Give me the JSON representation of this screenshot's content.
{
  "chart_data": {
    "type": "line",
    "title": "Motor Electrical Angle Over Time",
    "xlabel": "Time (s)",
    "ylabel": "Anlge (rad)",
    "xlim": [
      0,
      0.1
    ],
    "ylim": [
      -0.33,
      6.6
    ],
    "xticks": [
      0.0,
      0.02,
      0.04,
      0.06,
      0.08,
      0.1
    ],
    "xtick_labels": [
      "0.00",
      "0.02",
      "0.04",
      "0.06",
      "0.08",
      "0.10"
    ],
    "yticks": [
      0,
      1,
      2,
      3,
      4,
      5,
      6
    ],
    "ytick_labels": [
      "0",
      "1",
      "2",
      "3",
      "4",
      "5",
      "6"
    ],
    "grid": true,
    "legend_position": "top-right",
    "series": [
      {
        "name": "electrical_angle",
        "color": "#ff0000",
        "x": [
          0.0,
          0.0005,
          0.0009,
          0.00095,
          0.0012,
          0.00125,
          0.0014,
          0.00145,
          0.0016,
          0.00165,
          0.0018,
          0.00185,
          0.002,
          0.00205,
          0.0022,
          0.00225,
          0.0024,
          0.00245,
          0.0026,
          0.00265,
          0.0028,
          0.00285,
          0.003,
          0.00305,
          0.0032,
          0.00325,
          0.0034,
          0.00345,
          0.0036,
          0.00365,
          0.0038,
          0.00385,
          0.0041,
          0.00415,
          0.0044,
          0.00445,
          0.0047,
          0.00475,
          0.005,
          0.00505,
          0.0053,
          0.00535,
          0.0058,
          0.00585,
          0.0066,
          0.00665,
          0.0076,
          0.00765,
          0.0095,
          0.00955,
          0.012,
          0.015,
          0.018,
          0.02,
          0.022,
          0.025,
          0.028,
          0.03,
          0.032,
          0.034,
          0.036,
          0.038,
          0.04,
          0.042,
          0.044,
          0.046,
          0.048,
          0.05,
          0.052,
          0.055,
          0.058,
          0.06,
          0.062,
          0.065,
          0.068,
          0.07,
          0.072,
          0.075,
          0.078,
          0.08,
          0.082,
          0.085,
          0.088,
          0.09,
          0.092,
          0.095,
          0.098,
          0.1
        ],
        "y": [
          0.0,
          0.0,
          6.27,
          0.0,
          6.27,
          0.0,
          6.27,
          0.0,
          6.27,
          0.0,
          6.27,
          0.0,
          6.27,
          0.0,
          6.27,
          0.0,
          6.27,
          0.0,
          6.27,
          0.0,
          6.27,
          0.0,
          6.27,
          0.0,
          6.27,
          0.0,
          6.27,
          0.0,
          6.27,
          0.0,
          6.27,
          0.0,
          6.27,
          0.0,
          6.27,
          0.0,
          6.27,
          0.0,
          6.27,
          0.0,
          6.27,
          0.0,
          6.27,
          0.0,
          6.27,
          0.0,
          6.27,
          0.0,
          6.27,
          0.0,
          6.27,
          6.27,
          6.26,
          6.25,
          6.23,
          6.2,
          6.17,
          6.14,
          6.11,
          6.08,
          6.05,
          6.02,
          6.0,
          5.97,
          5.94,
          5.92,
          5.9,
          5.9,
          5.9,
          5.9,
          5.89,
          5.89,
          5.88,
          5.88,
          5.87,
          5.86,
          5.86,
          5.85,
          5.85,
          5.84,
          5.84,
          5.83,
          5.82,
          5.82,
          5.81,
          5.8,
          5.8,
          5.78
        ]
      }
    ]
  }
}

· · · ·

:: Goal ::
Filter out every line that lacks the word "Time", and copy the rest.

:: Response to this exercise ::
    "title": "Motor Electrical Angle Over Time",
    "xlabel": "Time (s)",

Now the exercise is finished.